(PROVIDED MATERIAL)
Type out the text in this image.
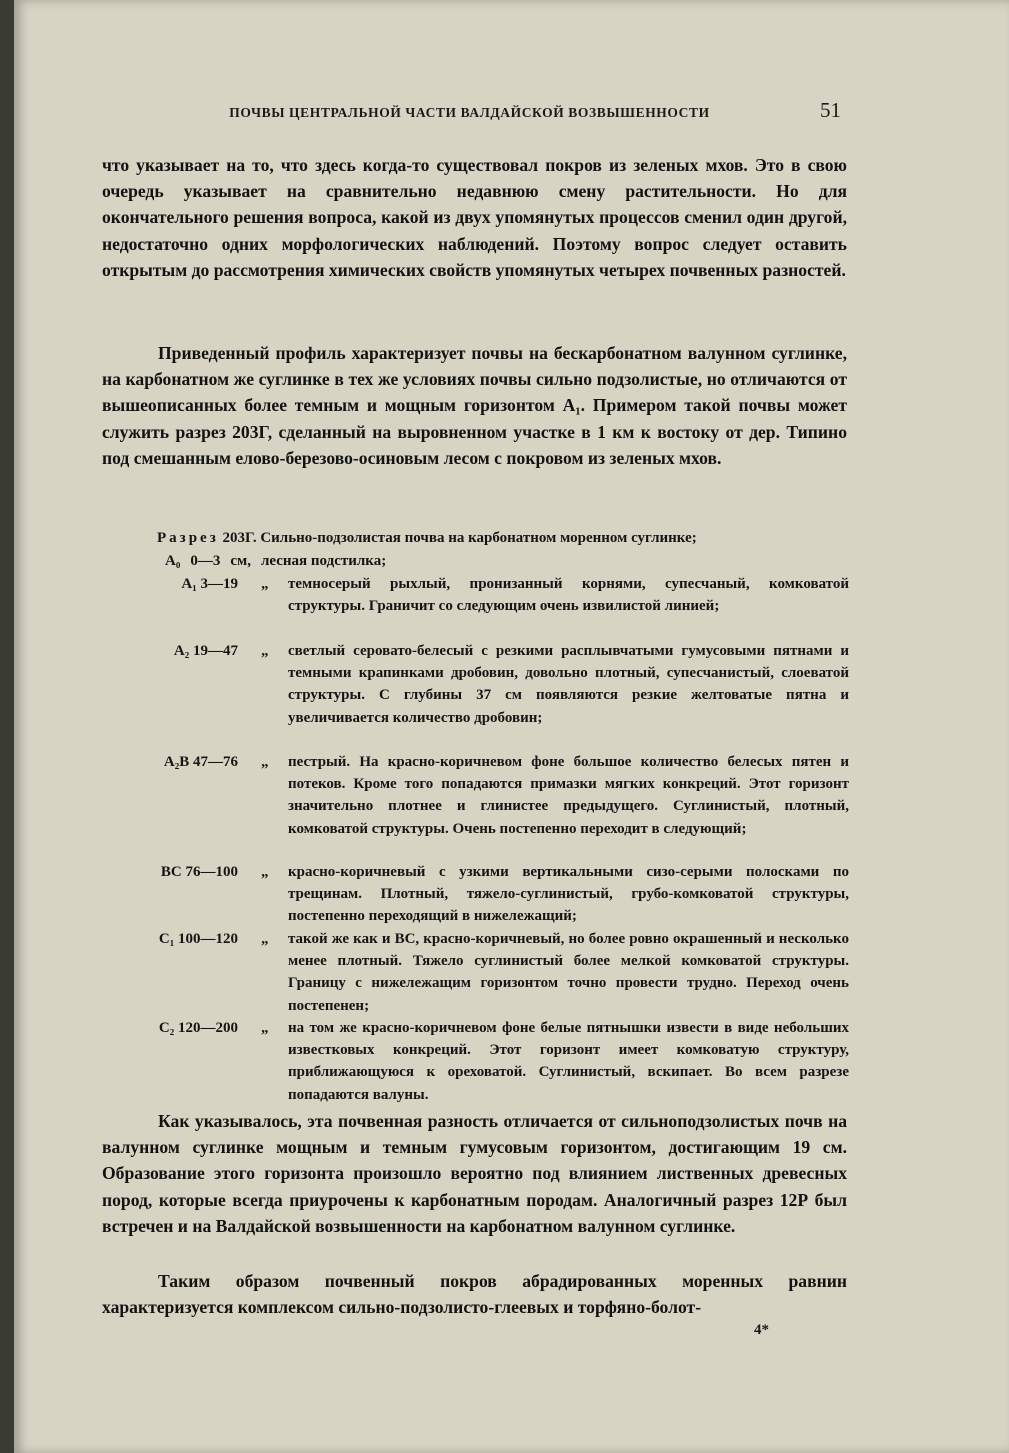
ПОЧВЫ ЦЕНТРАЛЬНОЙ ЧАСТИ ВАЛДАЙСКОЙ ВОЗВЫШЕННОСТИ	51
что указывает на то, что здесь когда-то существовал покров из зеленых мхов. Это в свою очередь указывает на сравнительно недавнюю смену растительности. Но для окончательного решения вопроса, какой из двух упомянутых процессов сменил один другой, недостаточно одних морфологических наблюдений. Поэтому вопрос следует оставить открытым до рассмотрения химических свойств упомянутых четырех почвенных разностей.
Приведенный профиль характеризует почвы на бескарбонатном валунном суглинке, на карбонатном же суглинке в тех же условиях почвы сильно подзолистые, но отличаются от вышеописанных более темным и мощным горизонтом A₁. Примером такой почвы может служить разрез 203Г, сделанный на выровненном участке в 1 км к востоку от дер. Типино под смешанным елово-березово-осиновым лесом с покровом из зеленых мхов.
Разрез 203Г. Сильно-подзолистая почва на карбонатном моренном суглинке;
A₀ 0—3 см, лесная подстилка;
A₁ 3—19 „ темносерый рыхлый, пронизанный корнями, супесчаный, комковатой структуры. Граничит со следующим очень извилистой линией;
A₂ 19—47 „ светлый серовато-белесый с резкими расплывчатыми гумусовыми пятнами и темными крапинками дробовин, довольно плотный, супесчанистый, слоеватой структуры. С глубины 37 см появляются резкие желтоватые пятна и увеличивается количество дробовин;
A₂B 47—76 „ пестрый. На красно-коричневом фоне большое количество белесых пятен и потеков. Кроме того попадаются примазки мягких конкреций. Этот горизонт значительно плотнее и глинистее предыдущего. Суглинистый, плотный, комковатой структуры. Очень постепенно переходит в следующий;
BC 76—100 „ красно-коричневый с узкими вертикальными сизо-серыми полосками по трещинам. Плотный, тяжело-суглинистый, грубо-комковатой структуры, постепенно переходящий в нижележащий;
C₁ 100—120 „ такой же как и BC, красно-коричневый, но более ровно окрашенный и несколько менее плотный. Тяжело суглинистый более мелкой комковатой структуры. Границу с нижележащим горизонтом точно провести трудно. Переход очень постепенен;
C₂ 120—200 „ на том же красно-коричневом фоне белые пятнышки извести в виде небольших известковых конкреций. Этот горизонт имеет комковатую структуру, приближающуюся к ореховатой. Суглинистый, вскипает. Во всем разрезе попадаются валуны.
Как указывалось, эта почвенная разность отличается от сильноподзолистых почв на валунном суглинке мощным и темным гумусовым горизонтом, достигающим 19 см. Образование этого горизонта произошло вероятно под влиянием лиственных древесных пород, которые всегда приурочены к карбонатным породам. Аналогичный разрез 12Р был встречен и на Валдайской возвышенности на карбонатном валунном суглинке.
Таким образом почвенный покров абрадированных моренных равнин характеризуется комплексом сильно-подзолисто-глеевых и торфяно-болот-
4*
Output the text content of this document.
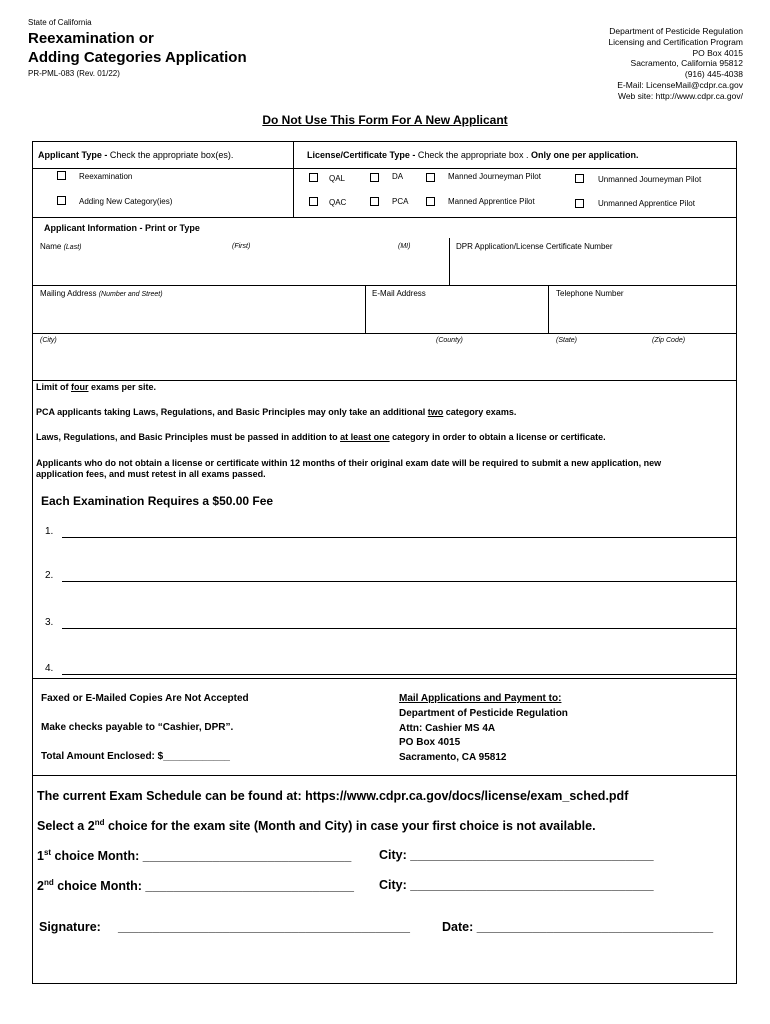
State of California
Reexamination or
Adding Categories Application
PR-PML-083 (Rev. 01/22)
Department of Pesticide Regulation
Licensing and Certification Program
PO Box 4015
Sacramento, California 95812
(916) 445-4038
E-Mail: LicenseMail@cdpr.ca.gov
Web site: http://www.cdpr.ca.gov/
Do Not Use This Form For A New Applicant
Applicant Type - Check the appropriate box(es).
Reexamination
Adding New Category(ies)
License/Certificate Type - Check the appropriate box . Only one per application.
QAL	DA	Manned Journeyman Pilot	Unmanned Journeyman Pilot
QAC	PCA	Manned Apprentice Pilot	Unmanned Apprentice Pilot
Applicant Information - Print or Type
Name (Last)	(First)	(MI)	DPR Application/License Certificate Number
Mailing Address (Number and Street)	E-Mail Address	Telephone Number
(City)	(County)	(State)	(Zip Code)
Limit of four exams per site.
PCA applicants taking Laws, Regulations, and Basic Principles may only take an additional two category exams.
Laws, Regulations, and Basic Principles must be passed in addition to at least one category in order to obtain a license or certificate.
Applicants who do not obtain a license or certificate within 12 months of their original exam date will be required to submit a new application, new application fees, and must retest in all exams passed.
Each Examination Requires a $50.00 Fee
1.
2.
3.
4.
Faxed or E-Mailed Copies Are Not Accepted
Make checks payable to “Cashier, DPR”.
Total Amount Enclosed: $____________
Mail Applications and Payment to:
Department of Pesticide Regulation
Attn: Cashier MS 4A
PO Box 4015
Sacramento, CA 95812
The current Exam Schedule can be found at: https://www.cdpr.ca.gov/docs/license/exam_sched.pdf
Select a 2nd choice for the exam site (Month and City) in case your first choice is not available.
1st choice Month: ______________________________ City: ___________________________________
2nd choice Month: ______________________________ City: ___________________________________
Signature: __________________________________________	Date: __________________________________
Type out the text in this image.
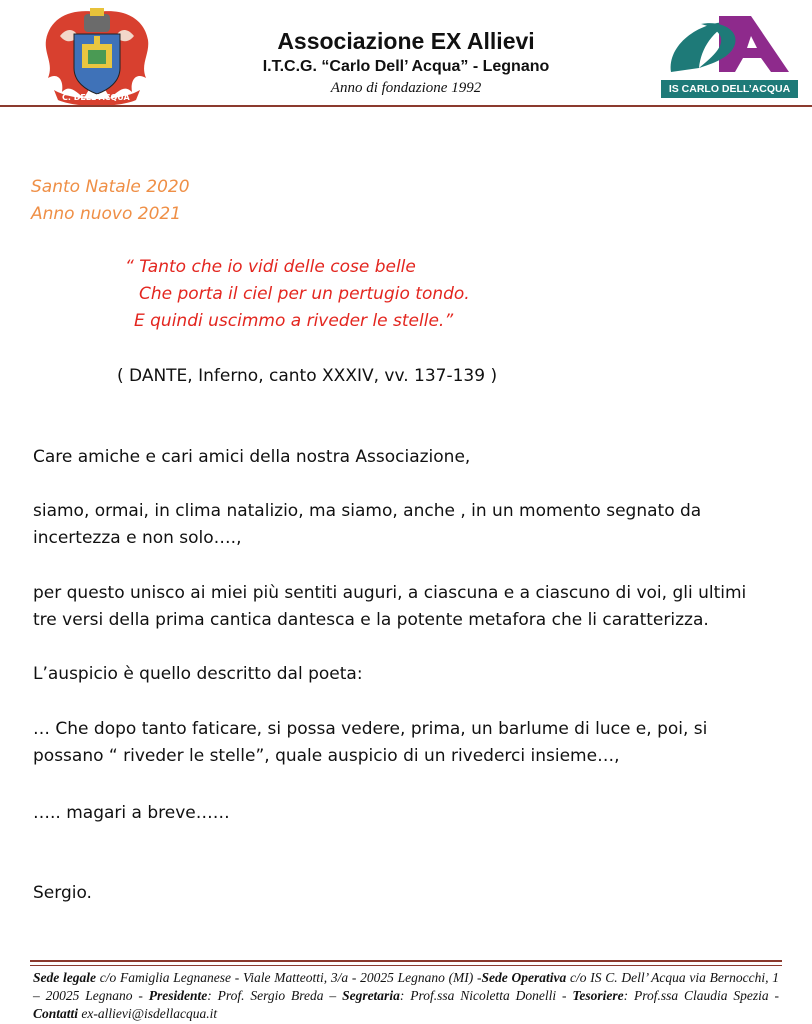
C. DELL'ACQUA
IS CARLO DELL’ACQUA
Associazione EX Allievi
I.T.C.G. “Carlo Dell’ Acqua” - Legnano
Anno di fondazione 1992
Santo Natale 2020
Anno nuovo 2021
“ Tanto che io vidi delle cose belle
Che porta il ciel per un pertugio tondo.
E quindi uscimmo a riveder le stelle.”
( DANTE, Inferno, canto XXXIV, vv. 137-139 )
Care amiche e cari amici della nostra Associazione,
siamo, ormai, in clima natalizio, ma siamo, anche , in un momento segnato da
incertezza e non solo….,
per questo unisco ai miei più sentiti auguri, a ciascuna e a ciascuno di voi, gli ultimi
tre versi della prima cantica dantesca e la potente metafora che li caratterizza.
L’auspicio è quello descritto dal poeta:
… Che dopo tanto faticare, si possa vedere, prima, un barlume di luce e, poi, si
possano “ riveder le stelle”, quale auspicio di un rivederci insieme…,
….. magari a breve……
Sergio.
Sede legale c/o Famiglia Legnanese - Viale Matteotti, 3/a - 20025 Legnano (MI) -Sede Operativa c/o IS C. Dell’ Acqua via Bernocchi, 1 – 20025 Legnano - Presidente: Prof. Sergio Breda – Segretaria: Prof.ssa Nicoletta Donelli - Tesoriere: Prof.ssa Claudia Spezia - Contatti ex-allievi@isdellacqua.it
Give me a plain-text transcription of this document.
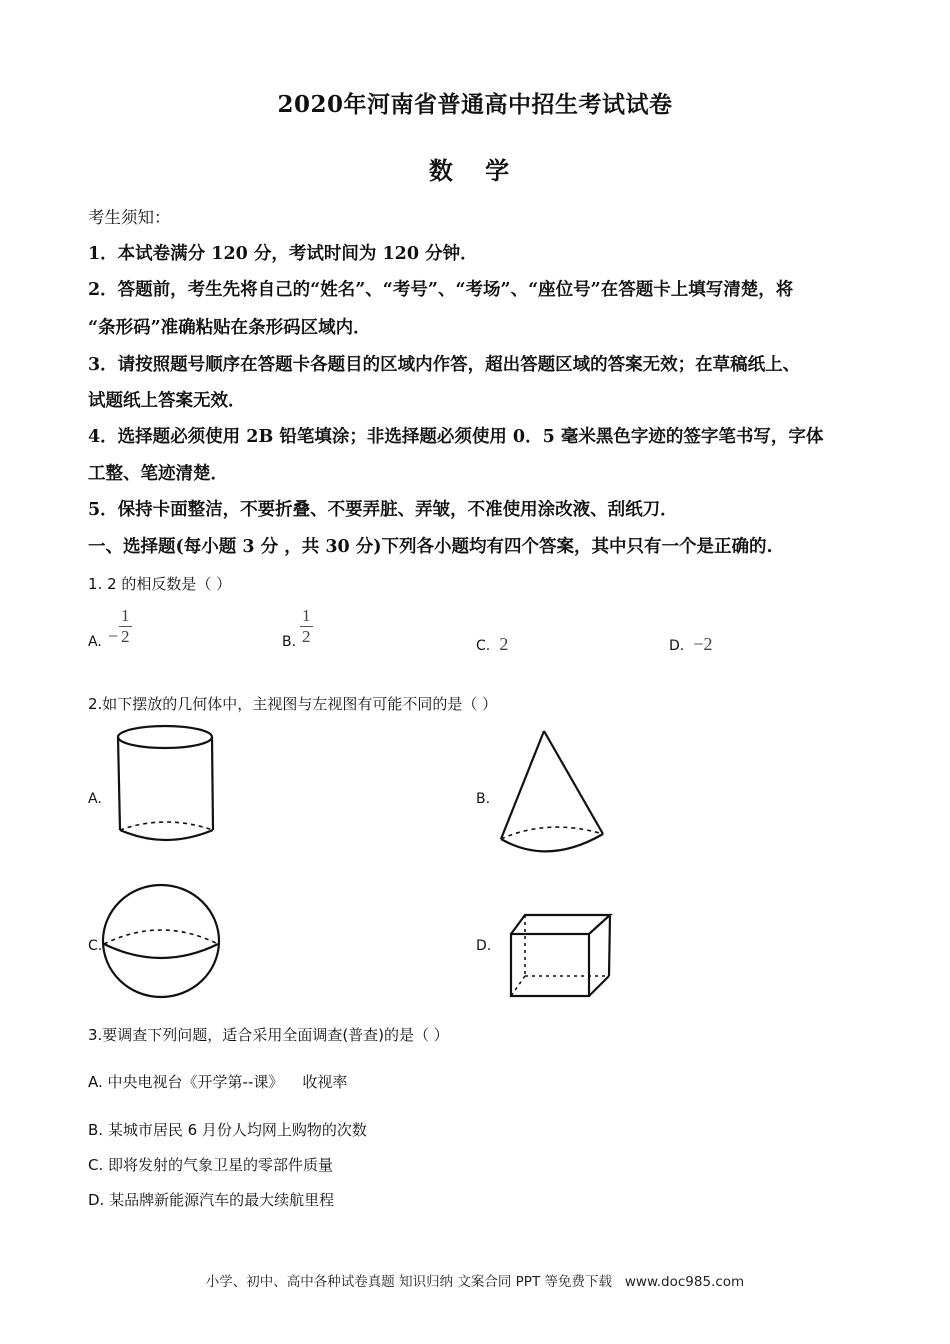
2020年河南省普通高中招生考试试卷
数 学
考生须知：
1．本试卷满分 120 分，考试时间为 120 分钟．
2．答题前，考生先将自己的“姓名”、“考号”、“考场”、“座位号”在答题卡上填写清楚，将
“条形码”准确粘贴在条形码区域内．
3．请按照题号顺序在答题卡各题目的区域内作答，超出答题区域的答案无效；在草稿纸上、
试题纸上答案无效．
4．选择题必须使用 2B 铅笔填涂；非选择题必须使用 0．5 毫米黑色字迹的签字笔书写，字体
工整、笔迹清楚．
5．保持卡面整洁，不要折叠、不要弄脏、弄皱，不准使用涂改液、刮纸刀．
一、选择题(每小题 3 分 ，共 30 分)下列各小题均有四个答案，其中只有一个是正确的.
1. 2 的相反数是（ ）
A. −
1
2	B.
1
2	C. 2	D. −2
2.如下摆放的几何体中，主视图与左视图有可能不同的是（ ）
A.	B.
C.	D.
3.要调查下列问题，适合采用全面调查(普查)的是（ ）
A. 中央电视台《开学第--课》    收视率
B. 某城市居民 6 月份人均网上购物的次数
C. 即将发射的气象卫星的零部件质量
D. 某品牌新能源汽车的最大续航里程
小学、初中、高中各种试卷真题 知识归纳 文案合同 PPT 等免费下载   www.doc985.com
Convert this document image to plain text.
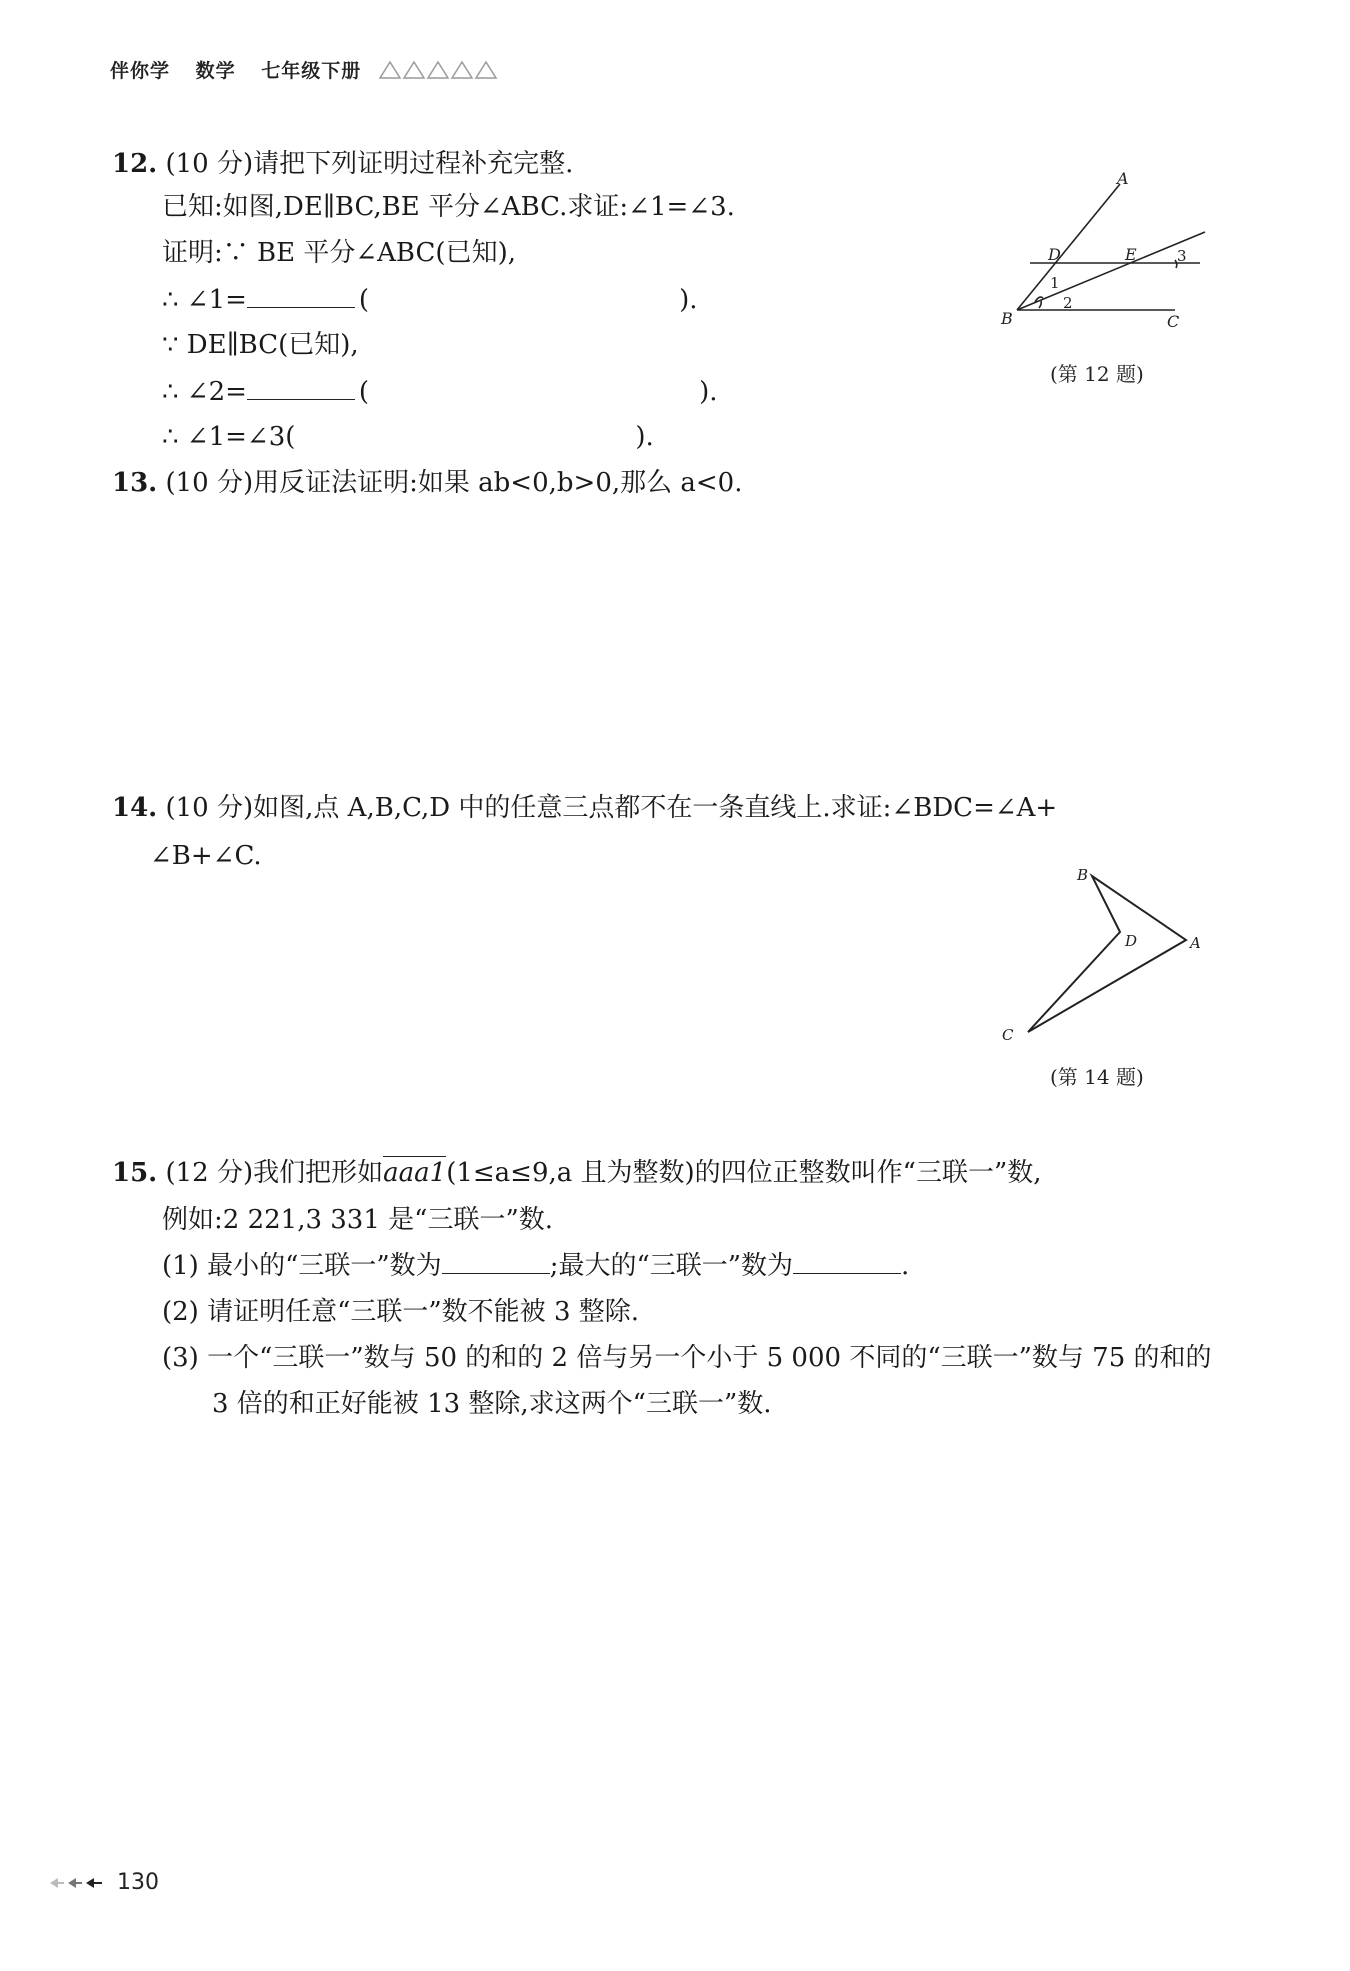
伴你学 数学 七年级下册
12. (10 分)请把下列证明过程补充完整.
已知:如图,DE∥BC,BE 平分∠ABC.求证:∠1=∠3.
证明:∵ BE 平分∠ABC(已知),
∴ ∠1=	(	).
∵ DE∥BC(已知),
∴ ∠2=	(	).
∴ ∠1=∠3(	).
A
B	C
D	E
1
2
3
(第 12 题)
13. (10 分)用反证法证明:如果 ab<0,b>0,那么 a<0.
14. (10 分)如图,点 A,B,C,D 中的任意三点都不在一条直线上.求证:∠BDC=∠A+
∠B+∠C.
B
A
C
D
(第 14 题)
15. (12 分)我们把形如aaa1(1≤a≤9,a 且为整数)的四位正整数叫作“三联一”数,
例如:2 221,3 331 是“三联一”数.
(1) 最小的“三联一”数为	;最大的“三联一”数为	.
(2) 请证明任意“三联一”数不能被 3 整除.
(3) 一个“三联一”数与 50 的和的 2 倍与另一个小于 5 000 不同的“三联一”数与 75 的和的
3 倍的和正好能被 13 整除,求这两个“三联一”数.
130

(INSTRUCTIONS TO FOLLOW)
Copy all lines from the material that hold "prima".

(PROBLEM SOLUTION)
tre versi della prima cantica dantesca e la potente metafora che li caratterizza.
… Che dopo tanto faticare, si possa vedere, prima, un barlume di luce e, poi, si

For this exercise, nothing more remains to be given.